Look through the material below for "基调及其艺术风格". Copy every line that contains it.

━━━━━ Exercise materials

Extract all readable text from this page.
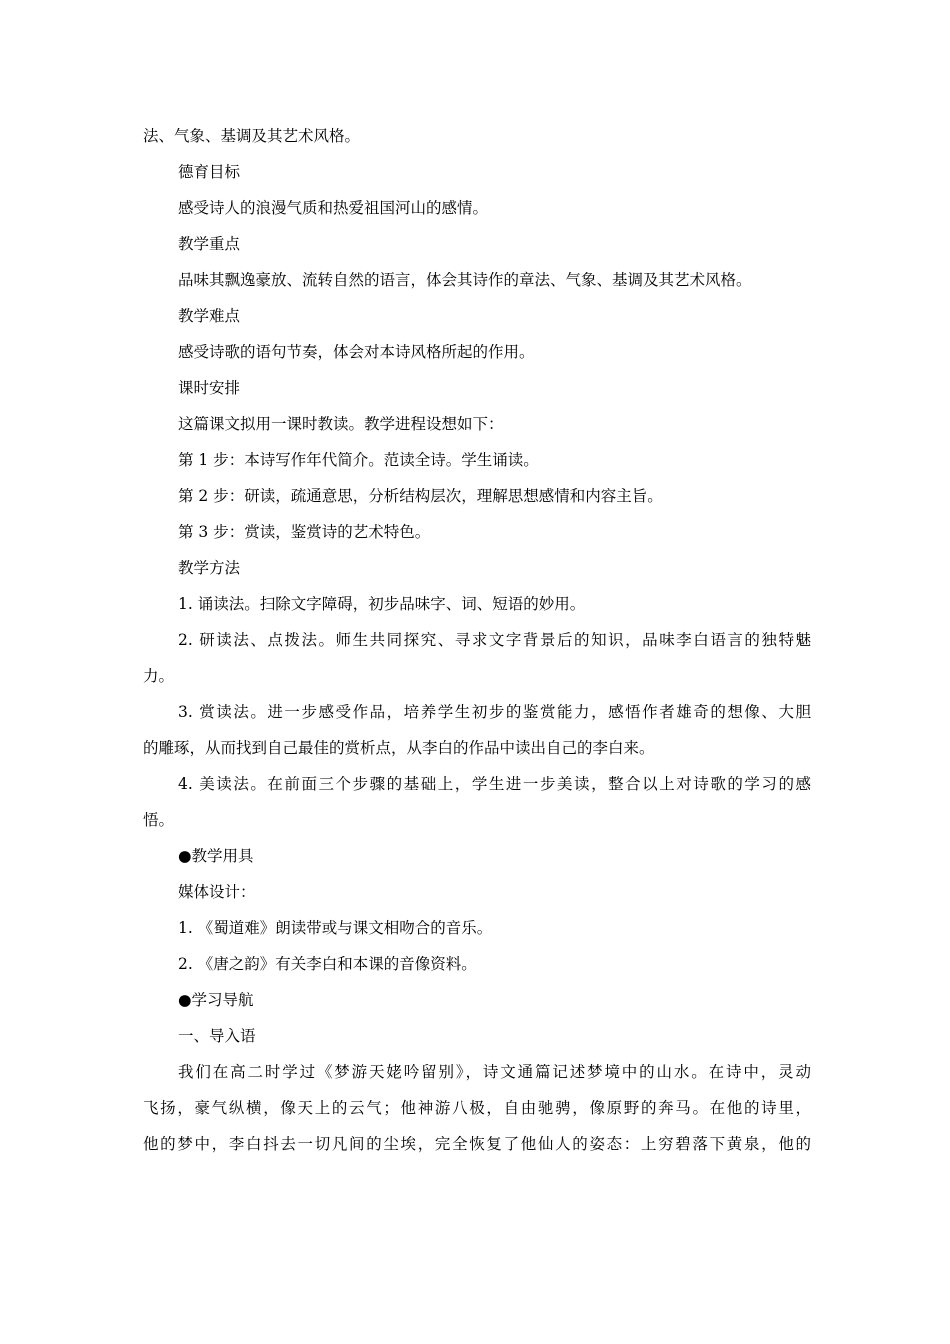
法、气象、基调及其艺术风格。
德育目标
感受诗人的浪漫气质和热爱祖国河山的感情。
教学重点
品味其飘逸豪放、流转自然的语言，体会其诗作的章法、气象、基调及其艺术风格。
教学难点
感受诗歌的语句节奏，体会对本诗风格所起的作用。
课时安排
这篇课文拟用一课时教读。教学进程设想如下：
第 1 步：本诗写作年代简介。范读全诗。学生诵读。
第 2 步：研读，疏通意思，分析结构层次，理解思想感情和内容主旨。
第 3 步：赏读，鉴赏诗的艺术特色。
教学方法
1. 诵读法。扫除文字障碍，初步品味字、词、短语的妙用。
2. 研读法、点拨法。师生共同探究、寻求文字背景后的知识，品味李白语言的独特魅
力。
3. 赏读法。进一步感受作品，培养学生初步的鉴赏能力，感悟作者雄奇的想像、大胆
的雕琢，从而找到自己最佳的赏析点，从李白的作品中读出自己的李白来。
4. 美读法。在前面三个步骤的基础上，学生进一步美读，整合以上对诗歌的学习的感
悟。
●教学用具
媒体设计：
1. 《蜀道难》朗读带或与课文相吻合的音乐。
2. 《唐之韵》有关李白和本课的音像资料。
●学习导航
一、导入语
我们在高二时学过《梦游天姥吟留别》，诗文通篇记述梦境中的山水。在诗中，灵动
飞扬，豪气纵横，像天上的云气；他神游八极，自由驰骋，像原野的奔马。在他的诗里，
他的梦中，李白抖去一切凡间的尘埃，完全恢复了他仙人的姿态：上穷碧落下黄泉，他的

━━━━━━━━━━

### The result
法、气象、基调及其艺术风格。
品味其飘逸豪放、流转自然的语言，体会其诗作的章法、气象、基调及其艺术风格。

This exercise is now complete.